**Data extract**.
···

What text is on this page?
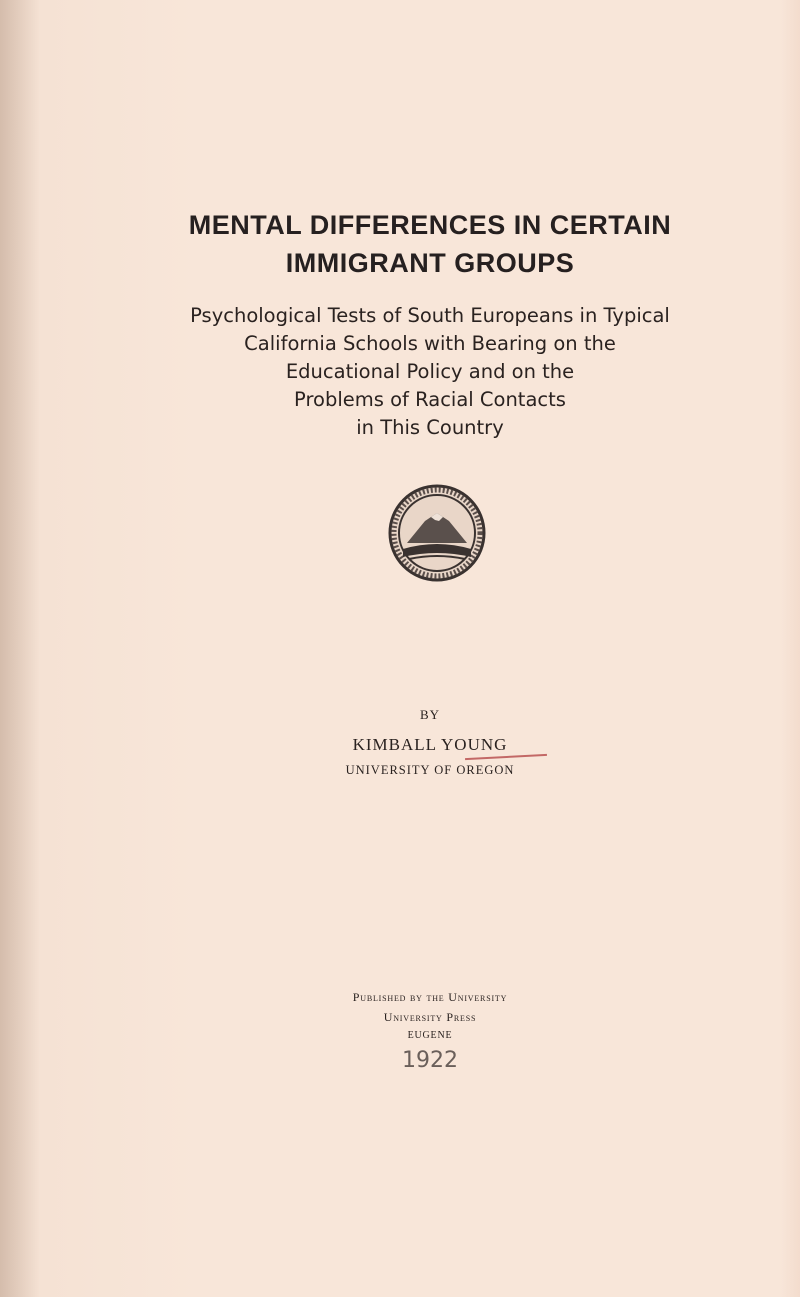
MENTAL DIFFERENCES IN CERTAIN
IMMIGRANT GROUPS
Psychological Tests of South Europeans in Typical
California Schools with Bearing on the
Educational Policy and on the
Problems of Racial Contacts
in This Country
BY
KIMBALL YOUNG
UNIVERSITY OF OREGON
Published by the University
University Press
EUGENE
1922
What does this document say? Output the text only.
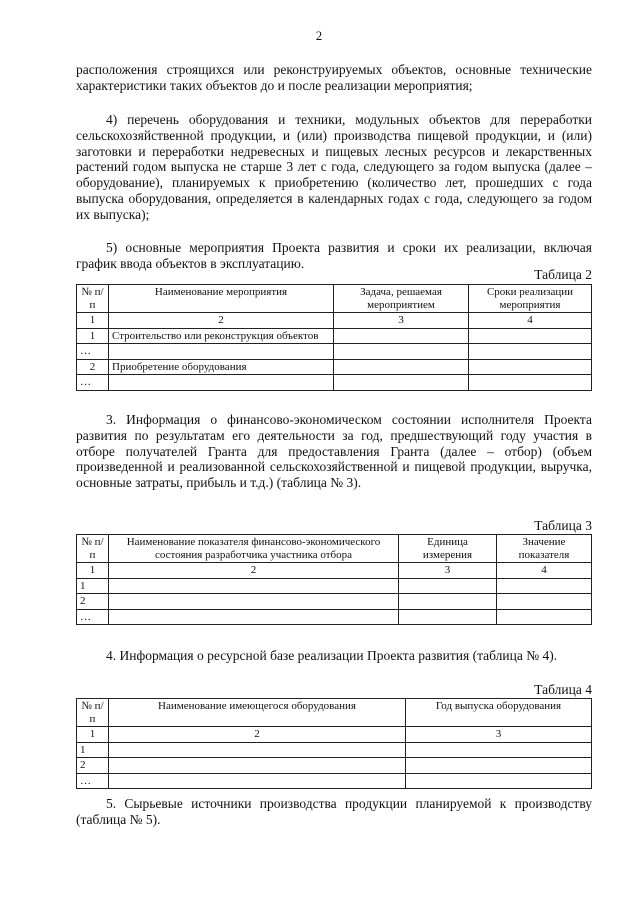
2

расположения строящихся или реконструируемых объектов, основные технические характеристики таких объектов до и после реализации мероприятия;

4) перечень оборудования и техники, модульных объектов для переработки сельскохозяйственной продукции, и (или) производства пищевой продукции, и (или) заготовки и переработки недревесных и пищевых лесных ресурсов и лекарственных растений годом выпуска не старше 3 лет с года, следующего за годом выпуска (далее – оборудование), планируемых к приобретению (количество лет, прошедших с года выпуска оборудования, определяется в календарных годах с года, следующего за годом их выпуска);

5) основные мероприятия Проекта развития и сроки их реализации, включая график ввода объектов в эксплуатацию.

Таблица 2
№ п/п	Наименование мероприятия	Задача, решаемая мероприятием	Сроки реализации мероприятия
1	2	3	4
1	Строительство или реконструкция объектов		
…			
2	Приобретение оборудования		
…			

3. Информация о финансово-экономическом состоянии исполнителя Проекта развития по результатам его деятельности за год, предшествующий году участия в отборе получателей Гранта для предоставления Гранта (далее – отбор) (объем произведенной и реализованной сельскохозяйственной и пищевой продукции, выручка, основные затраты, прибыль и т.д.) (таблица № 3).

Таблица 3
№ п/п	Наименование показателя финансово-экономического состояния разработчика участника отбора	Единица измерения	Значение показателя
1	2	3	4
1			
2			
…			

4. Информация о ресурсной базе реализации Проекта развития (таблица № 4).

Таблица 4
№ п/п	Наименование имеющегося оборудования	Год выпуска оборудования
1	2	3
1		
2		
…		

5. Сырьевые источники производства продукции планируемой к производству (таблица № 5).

···

**Written exercise**.
Skip the pictures, then retype every line above exactly.

**Finished exercise**.
What text is on this page?
MENTAL DIFFERENCES IN CERTAIN
IMMIGRANT GROUPS
Psychological Tests of South Europeans in Typical
California Schools with Bearing on the
Educational Policy and on the
Problems of Racial Contacts
in This Country
BY
KIMBALL YOUNG
UNIVERSITY OF OREGON
Published by the University
University Press
EUGENE
1922
What does this document say? Output the text only.
2

расположения строящихся или реконструируемых объектов, основные технические характеристики таких объектов до и после реализации мероприятия;

4) перечень оборудования и техники, модульных объектов для переработки сельскохозяйственной продукции, и (или) производства пищевой продукции, и (или) заготовки и переработки недревесных и пищевых лесных ресурсов и лекарственных растений годом выпуска не старше 3 лет с года, следующего за годом выпуска (далее – оборудование), планируемых к приобретению (количество лет, прошедших с года выпуска оборудования, определяется в календарных годах с года, следующего за годом их выпуска);

5) основные мероприятия Проекта развития и сроки их реализации, включая график ввода объектов в эксплуатацию.

Таблица 2
№ п/п	Наименование мероприятия	Задача, решаемая мероприятием	Сроки реализации мероприятия
1	2	3	4
1	Строительство или реконструкция объектов		
…			
2	Приобретение оборудования		
…			

3. Информация о финансово-экономическом состоянии исполнителя Проекта развития по результатам его деятельности за год, предшествующий году участия в отборе получателей Гранта для предоставления Гранта (далее – отбор) (объем произведенной и реализованной сельскохозяйственной и пищевой продукции, выручка, основные затраты, прибыль и т.д.) (таблица № 3).

Таблица 3
№ п/п	Наименование показателя финансово-экономического состояния разработчика участника отбора	Единица измерения	Значение показателя
1	2	3	4
1			
2			
…			

4. Информация о ресурсной базе реализации Проекта развития (таблица № 4).

Таблица 4
№ п/п	Наименование имеющегося оборудования	Год выпуска оборудования
1	2	3
1		
2		
…		

5. Сырьевые источники производства продукции планируемой к производству (таблица № 5).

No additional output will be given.